Instructions for the task: Repeat the lines that follow, leaving nothing out.

Dataset rows
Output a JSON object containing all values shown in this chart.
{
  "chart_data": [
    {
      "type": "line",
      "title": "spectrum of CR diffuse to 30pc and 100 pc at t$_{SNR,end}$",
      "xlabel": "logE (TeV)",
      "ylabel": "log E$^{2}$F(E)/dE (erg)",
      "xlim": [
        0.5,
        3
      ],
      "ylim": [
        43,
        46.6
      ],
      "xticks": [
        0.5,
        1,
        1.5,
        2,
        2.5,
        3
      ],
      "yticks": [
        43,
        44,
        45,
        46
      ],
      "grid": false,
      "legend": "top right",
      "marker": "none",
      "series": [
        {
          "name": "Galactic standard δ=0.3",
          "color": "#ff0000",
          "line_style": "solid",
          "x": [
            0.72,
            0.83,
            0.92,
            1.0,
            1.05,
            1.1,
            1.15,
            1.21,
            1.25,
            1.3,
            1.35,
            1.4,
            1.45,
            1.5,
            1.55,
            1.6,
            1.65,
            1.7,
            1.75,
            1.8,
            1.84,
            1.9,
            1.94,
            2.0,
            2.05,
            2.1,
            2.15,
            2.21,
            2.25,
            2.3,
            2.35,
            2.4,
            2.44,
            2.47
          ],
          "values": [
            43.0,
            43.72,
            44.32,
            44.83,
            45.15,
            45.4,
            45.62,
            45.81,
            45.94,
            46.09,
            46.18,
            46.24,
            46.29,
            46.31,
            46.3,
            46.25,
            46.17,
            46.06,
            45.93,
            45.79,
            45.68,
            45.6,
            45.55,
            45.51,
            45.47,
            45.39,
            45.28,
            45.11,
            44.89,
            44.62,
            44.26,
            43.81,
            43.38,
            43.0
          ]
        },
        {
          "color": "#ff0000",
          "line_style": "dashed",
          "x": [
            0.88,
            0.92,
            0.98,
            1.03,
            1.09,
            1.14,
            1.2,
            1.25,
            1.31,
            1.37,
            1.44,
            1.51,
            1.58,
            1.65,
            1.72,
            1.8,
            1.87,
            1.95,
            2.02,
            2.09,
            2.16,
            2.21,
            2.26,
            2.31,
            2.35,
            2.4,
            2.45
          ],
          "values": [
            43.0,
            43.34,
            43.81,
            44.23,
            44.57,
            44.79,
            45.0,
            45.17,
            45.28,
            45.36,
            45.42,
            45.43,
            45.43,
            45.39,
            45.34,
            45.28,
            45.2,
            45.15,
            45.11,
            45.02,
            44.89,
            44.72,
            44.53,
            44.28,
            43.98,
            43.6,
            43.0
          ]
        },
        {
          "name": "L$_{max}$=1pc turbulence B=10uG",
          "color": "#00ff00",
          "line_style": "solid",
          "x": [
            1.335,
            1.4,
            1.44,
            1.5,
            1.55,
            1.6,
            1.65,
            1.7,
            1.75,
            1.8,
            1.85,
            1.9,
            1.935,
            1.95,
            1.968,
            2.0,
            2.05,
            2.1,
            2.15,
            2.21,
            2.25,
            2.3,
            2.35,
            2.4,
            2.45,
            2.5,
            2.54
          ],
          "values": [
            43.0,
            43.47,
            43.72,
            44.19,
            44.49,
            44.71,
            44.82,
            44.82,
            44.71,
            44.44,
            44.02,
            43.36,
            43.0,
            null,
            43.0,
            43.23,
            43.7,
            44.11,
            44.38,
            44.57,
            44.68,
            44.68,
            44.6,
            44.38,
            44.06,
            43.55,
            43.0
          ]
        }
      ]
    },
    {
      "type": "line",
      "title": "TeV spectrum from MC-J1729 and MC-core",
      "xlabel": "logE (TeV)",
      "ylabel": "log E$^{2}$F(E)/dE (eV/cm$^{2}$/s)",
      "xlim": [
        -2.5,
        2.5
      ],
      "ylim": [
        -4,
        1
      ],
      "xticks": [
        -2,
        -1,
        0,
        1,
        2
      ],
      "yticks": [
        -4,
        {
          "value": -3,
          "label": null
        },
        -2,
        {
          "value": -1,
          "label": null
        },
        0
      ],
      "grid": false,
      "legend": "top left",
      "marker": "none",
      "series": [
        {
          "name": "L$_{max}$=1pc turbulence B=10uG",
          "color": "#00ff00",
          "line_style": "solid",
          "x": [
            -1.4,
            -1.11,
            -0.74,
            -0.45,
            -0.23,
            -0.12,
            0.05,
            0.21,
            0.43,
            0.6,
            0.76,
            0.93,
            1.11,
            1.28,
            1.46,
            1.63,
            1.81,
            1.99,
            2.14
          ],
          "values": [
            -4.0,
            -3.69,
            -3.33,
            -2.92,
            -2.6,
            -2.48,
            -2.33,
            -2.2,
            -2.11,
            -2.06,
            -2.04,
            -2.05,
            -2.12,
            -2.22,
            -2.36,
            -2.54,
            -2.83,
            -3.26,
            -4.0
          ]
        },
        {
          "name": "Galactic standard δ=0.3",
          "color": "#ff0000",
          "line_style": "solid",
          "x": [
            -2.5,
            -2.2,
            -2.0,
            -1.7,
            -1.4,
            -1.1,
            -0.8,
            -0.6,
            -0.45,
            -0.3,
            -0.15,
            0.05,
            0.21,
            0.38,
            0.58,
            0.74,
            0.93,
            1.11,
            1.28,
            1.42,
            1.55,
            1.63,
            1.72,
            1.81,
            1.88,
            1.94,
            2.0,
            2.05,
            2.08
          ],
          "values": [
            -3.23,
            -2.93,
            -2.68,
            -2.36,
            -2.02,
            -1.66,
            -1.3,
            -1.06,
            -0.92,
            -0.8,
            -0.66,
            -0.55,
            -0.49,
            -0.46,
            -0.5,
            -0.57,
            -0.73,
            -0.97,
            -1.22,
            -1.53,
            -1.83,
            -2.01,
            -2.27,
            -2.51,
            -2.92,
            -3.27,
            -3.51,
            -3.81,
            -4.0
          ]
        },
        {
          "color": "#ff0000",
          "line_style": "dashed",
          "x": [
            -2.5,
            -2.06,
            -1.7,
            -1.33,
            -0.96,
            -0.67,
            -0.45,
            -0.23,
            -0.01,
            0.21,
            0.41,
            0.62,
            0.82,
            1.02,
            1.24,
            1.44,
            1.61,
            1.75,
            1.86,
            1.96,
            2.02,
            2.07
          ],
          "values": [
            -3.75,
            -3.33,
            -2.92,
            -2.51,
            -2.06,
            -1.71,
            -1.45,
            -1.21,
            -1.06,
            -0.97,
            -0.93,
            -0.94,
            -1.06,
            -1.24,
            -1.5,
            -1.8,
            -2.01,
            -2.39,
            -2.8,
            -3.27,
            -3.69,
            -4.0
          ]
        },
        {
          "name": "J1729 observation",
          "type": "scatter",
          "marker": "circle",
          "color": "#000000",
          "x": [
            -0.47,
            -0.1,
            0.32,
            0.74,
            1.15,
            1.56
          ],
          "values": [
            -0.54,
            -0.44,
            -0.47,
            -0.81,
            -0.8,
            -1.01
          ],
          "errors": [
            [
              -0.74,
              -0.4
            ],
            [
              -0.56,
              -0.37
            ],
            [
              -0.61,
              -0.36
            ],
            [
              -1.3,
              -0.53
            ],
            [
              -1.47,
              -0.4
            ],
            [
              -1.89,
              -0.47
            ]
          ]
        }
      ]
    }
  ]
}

Exercise solution:
Output a JSON object containing all values shown in this chart.
{
  "chart_data": [
    {
      "type": "line",
      "title": "spectrum of CR diffuse to 30pc and 100 pc at t$_{SNR,end}$",
      "xlabel": "logE (TeV)",
      "ylabel": "log E$^{2}$F(E)/dE (erg)",
      "xlim": [
        0.5,
        3
      ],
      "ylim": [
        43,
        46.6
      ],
      "xticks": [
        0.5,
        1,
        1.5,
        2,
        2.5,
        3
      ],
      "yticks": [
        43,
        44,
        45,
        46
      ],
      "grid": false,
      "legend": "top right",
      "marker": "none",
      "series": [
        {
          "name": "Galactic standard δ=0.3",
          "color": "#ff0000",
          "line_style": "solid",
          "x": [
            0.72,
            0.83,
            0.92,
            1.0,
            1.05,
            1.1,
            1.15,
            1.21,
            1.25,
            1.3,
            1.35,
            1.4,
            1.45,
            1.5,
            1.55,
            1.6,
            1.65,
            1.7,
            1.75,
            1.8,
            1.84,
            1.9,
            1.94,
            2.0,
            2.05,
            2.1,
            2.15,
            2.21,
            2.25,
            2.3,
            2.35,
            2.4,
            2.44,
            2.47
          ],
          "values": [
            43.0,
            43.72,
            44.32,
            44.83,
            45.15,
            45.4,
            45.62,
            45.81,
            45.94,
            46.09,
            46.18,
            46.24,
            46.29,
            46.31,
            46.3,
            46.25,
            46.17,
            46.06,
            45.93,
            45.79,
            45.68,
            45.6,
            45.55,
            45.51,
            45.47,
            45.39,
            45.28,
            45.11,
            44.89,
            44.62,
            44.26,
            43.81,
            43.38,
            43.0
          ]
        },
        {
          "color": "#ff0000",
          "line_style": "dashed",
          "x": [
            0.88,
            0.92,
            0.98,
            1.03,
            1.09,
            1.14,
            1.2,
            1.25,
            1.31,
            1.37,
            1.44,
            1.51,
            1.58,
            1.65,
            1.72,
            1.8,
            1.87,
            1.95,
            2.02,
            2.09,
            2.16,
            2.21,
            2.26,
            2.31,
            2.35,
            2.4,
            2.45
          ],
          "values": [
            43.0,
            43.34,
            43.81,
            44.23,
            44.57,
            44.79,
            45.0,
            45.17,
            45.28,
            45.36,
            45.42,
            45.43,
            45.43,
            45.39,
            45.34,
            45.28,
            45.2,
            45.15,
            45.11,
            45.02,
            44.89,
            44.72,
            44.53,
            44.28,
            43.98,
            43.6,
            43.0
          ]
        },
        {
          "name": "L$_{max}$=1pc turbulence B=10uG",
          "color": "#00ff00",
          "line_style": "solid",
          "x": [
            1.335,
            1.4,
            1.44,
            1.5,
            1.55,
            1.6,
            1.65,
            1.7,
            1.75,
            1.8,
            1.85,
            1.9,
            1.935,
            1.95,
            1.968,
            2.0,
            2.05,
            2.1,
            2.15,
            2.21,
            2.25,
            2.3,
            2.35,
            2.4,
            2.45,
            2.5,
            2.54
          ],
          "values": [
            43.0,
            43.47,
            43.72,
            44.19,
            44.49,
            44.71,
            44.82,
            44.82,
            44.71,
            44.44,
            44.02,
            43.36,
            43.0,
            null,
            43.0,
            43.23,
            43.7,
            44.11,
            44.38,
            44.57,
            44.68,
            44.68,
            44.6,
            44.38,
            44.06,
            43.55,
            43.0
          ]
        }
      ]
    },
    {
      "type": "line",
      "title": "TeV spectrum from MC-J1729 and MC-core",
      "xlabel": "logE (TeV)",
      "ylabel": "log E$^{2}$F(E)/dE (eV/cm$^{2}$/s)",
      "xlim": [
        -2.5,
        2.5
      ],
      "ylim": [
        -4,
        1
      ],
      "xticks": [
        -2,
        -1,
        0,
        1,
        2
      ],
      "yticks": [
        -4,
        {
          "value": -3,
          "label": null
        },
        -2,
        {
          "value": -1,
          "label": null
        },
        0
      ],
      "grid": false,
      "legend": "top left",
      "marker": "none",
      "series": [
        {
          "name": "L$_{max}$=1pc turbulence B=10uG",
          "color": "#00ff00",
          "line_style": "solid",
          "x": [
            -1.4,
            -1.11,
            -0.74,
            -0.45,
            -0.23,
            -0.12,
            0.05,
            0.21,
            0.43,
            0.6,
            0.76,
            0.93,
            1.11,
            1.28,
            1.46,
            1.63,
            1.81,
            1.99,
            2.14
          ],
          "values": [
            -4.0,
            -3.69,
            -3.33,
            -2.92,
            -2.6,
            -2.48,
            -2.33,
            -2.2,
            -2.11,
            -2.06,
            -2.04,
            -2.05,
            -2.12,
            -2.22,
            -2.36,
            -2.54,
            -2.83,
            -3.26,
            -4.0
          ]
        },
        {
          "name": "Galactic standard δ=0.3",
          "color": "#ff0000",
          "line_style": "solid",
          "x": [
            -2.5,
            -2.2,
            -2.0,
            -1.7,
            -1.4,
            -1.1,
            -0.8,
            -0.6,
            -0.45,
            -0.3,
            -0.15,
            0.05,
            0.21,
            0.38,
            0.58,
            0.74,
            0.93,
            1.11,
            1.28,
            1.42,
            1.55,
            1.63,
            1.72,
            1.81,
            1.88,
            1.94,
            2.0,
            2.05,
            2.08
          ],
          "values": [
            -3.23,
            -2.93,
            -2.68,
            -2.36,
            -2.02,
            -1.66,
            -1.3,
            -1.06,
            -0.92,
            -0.8,
            -0.66,
            -0.55,
            -0.49,
            -0.46,
            -0.5,
            -0.57,
            -0.73,
            -0.97,
            -1.22,
            -1.53,
            -1.83,
            -2.01,
            -2.27,
            -2.51,
            -2.92,
            -3.27,
            -3.51,
            -3.81,
            -4.0
          ]
        },
        {
          "color": "#ff0000",
          "line_style": "dashed",
          "x": [
            -2.5,
            -2.06,
            -1.7,
            -1.33,
            -0.96,
            -0.67,
            -0.45,
            -0.23,
            -0.01,
            0.21,
            0.41,
            0.62,
            0.82,
            1.02,
            1.24,
            1.44,
            1.61,
            1.75,
            1.86,
            1.96,
            2.02,
            2.07
          ],
          "values": [
            -3.75,
            -3.33,
            -2.92,
            -2.51,
            -2.06,
            -1.71,
            -1.45,
            -1.21,
            -1.06,
            -0.97,
            -0.93,
            -0.94,
            -1.06,
            -1.24,
            -1.5,
            -1.8,
            -2.01,
            -2.39,
            -2.8,
            -3.27,
            -3.69,
            -4.0
          ]
        },
        {
          "name": "J1729 observation",
          "type": "scatter",
          "marker": "circle",
          "color": "#000000",
          "x": [
            -0.47,
            -0.1,
            0.32,
            0.74,
            1.15,
            1.56
          ],
          "values": [
            -0.54,
            -0.44,
            -0.47,
            -0.81,
            -0.8,
            -1.01
          ],
          "errors": [
            [
              -0.74,
              -0.4
            ],
            [
              -0.56,
              -0.37
            ],
            [
              -0.61,
              -0.36
            ],
            [
              -1.3,
              -0.53
            ],
            [
              -1.47,
              -0.4
            ],
            [
              -1.89,
              -0.47
            ]
          ]
        }
      ]
    }
  ]
}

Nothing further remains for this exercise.